───── Records supplied

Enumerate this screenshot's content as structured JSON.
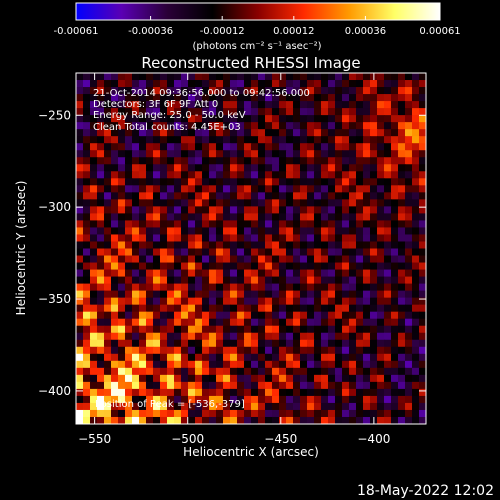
{
  "colorbar": {
    "tick_labels": [
      "-0.00061",
      "-0.00036",
      "-0.00012",
      "0.00012",
      "0.00036",
      "0.00061"
    ],
    "tick_values": [
      -0.00061,
      -0.00036,
      -0.00012,
      0.00012,
      0.00036,
      0.00061
    ],
    "range": [
      -0.00061,
      0.00061
    ],
    "units_label": "(photons cm⁻² s⁻¹ asec⁻²)"
  },
  "colors": {
    "background": "#000000",
    "text": "#ffffff",
    "colormap": [
      "#0000ff",
      "#5a00b4",
      "#2a0038",
      "#000000",
      "#8a0000",
      "#ff2a00",
      "#ff9a00",
      "#ffff66",
      "#ffffff"
    ]
  },
  "chart_data": {
    "type": "heatmap",
    "title": "Reconstructed RHESSI Image",
    "xlabel": "Heliocentric X (arcsec)",
    "ylabel": "Heliocentric Y (arcsec)",
    "xlim": [
      -560,
      -372
    ],
    "ylim": [
      -418,
      -227
    ],
    "x_ticks": [
      -550,
      -500,
      -450,
      -400
    ],
    "x_tick_labels": [
      "−550",
      "−500",
      "−450",
      "−400"
    ],
    "y_ticks": [
      -250,
      -300,
      -350,
      -400
    ],
    "y_tick_labels": [
      "−250",
      "−300",
      "−350",
      "−400"
    ],
    "annotations": [
      "21-Oct-2014 09:36:56.000 to 09:42:56.000",
      "Detectors: 3F 6F 9F  Att 0",
      "Energy Range: 25.0 - 50.0 keV",
      "Clean    Total counts: 4.45E+03"
    ],
    "peak_label": "Position of Peak = [-536,-379]",
    "peak": [
      -536,
      -379
    ],
    "grid": false
  },
  "footer": {
    "date": "18-May-2022 12:02"
  }
}
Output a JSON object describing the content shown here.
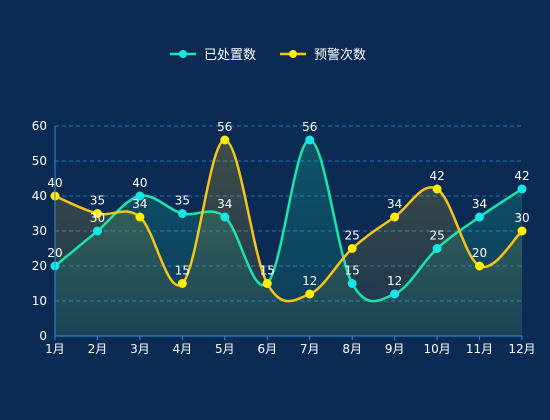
{
  "chart_data": {
    "type": "line",
    "categories": [
      "1月",
      "2月",
      "3月",
      "4月",
      "5月",
      "6月",
      "7月",
      "8月",
      "9月",
      "10月",
      "11月",
      "12月"
    ],
    "series": [
      {
        "name": "已处置数",
        "values": [
          20,
          30,
          40,
          35,
          34,
          15,
          56,
          15,
          12,
          25,
          34,
          42
        ],
        "color": "#19e6a8",
        "marker_color": "#19e6e6"
      },
      {
        "name": "预警次数",
        "values": [
          40,
          35,
          34,
          15,
          56,
          15,
          12,
          25,
          34,
          42,
          20,
          30
        ],
        "color": "#f5c518",
        "marker_color": "#ffee00"
      }
    ],
    "ylim": [
      0,
      60
    ],
    "yticks": [
      0,
      10,
      20,
      30,
      40,
      50,
      60
    ],
    "grid": true,
    "legend_position": "top-center",
    "smooth": true,
    "area_fill": true
  }
}
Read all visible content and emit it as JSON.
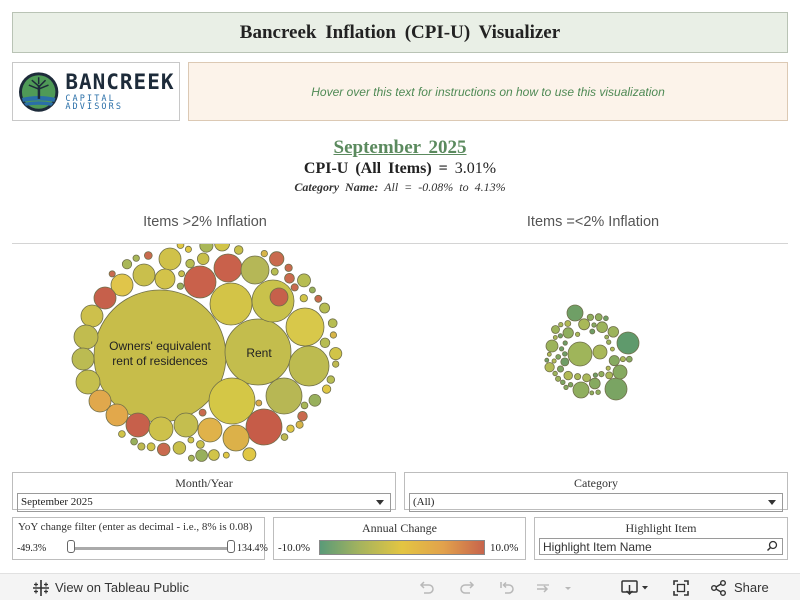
{
  "header": {
    "title": "Bancreek Inflation (CPI-U) Visualizer"
  },
  "logo": {
    "name": "BANCREEK",
    "tagline": "CAPITAL ADVISORS"
  },
  "instructions": {
    "text": "Hover over this text for instructions on how to use this visualization"
  },
  "summary": {
    "period": "September 2025",
    "cpi_label": "CPI-U (All Items) =",
    "cpi_value": "3.01%",
    "category_label": "Category Name:",
    "category_range": "All = -0.08% to 4.13%"
  },
  "sections": {
    "high": "Items >2% Inflation",
    "low": "Items =<2% Inflation"
  },
  "bubbles": {
    "largest_label_1": "Owners' equivalent",
    "largest_label_2": "rent of residences",
    "second_label": "Rent"
  },
  "filters": {
    "month_title": "Month/Year",
    "month_value": "September 2025",
    "category_title": "Category",
    "category_value": "(All)",
    "yoy_title": "YoY change filter (enter as decimal - i.e., 8% is 0.08)",
    "yoy_min": "-49.3%",
    "yoy_max": "134.4%",
    "legend_title": "Annual Change",
    "legend_min": "-10.0%",
    "legend_max": "10.0%",
    "legend_colors": [
      "#5a9a78",
      "#a7b45d",
      "#e3c542",
      "#e2a24c",
      "#c7644c"
    ],
    "highlight_title": "Highlight Item",
    "highlight_placeholder": "Highlight Item Name"
  },
  "toolbar": {
    "view_label": "View on Tableau Public",
    "share_label": "Share"
  },
  "icons": {
    "tableau": "tableau-logo-icon",
    "undo": "undo-icon",
    "redo": "redo-icon",
    "revert": "revert-icon",
    "refresh": "refresh-icon",
    "download": "download-icon",
    "fullscreen": "fullscreen-icon",
    "share": "share-icon",
    "search": "search-icon"
  }
}
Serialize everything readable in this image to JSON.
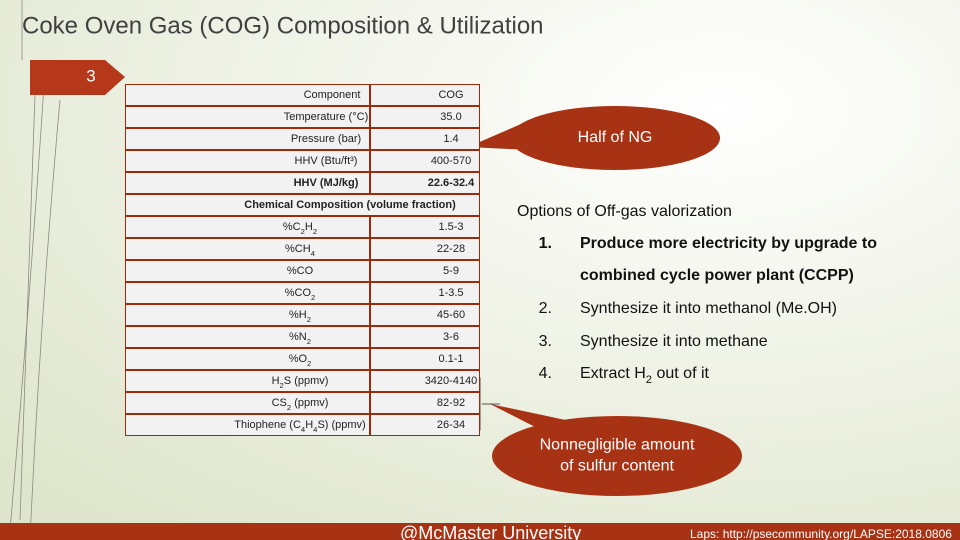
{
  "header": {
    "title": "Coke Oven Gas (COG) Composition & Utilization",
    "slide_number": "3"
  },
  "table": {
    "header": [
      "Component",
      "COG"
    ],
    "properties": [
      [
        [
          "Temperature (°C)"
        ],
        [
          "35.0"
        ]
      ],
      [
        [
          "Pressure (bar)"
        ],
        [
          "1.4"
        ]
      ],
      [
        [
          "HHV (Btu/ft³)"
        ],
        [
          "400-570"
        ]
      ],
      [
        [
          "HHV (MJ/kg)"
        ],
        [
          "22.6-32.4"
        ]
      ]
    ],
    "section_title": "Chemical Composition (volume fraction)",
    "composition": [
      [
        [
          "%C",
          "2",
          "H",
          "2"
        ],
        [
          "1.5-3"
        ]
      ],
      [
        [
          "%CH",
          "4"
        ],
        [
          "22-28"
        ]
      ],
      [
        [
          "%CO"
        ],
        [
          "5-9"
        ]
      ],
      [
        [
          "%CO",
          "2"
        ],
        [
          "1-3.5"
        ]
      ],
      [
        [
          "%H",
          "2"
        ],
        [
          "45-60"
        ]
      ],
      [
        [
          "%N",
          "2"
        ],
        [
          "3-6"
        ]
      ],
      [
        [
          "%O",
          "2"
        ],
        [
          "0.1-1"
        ]
      ],
      [
        [
          "H",
          "2",
          "S (ppmv)"
        ],
        [
          "3420-4140"
        ]
      ],
      [
        [
          "CS",
          "2",
          " (ppmv)"
        ],
        [
          "82-92"
        ]
      ],
      [
        [
          "Thiophene (C",
          "4",
          "H",
          "4",
          "S) (ppmv)"
        ],
        [
          "26-34"
        ]
      ]
    ]
  },
  "callouts": {
    "natural_gas": [
      "Half of NG"
    ],
    "sulfur": [
      "Nonnegligible amount",
      "of sulfur content"
    ]
  },
  "options": {
    "title": "Options of Off-gas valorization",
    "items": [
      {
        "number": "1.",
        "lines": [
          [
            "Produce more electricity by upgrade to"
          ],
          [
            "combined cycle power plant (CCPP)"
          ]
        ]
      },
      {
        "number": "2.",
        "lines": [
          [
            "Synthesize it into methanol (Me.OH)"
          ]
        ]
      },
      {
        "number": "3.",
        "lines": [
          [
            "Synthesize it into methane"
          ]
        ]
      },
      {
        "number": "4.",
        "lines": [
          [
            "Extract H",
            "2",
            " out of it"
          ]
        ]
      }
    ]
  },
  "footer": {
    "left": "@McMaster University",
    "right": "Laps: http://psecommunity.org/LAPSE:2018.0806"
  }
}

──────────

## [What needs to be done]
All lines holding the word "Synthesize" should be picked out and copied.

## [Response for this exercise]
            "Synthesize it into methanol (Me.OH)"
            "Synthesize it into methane"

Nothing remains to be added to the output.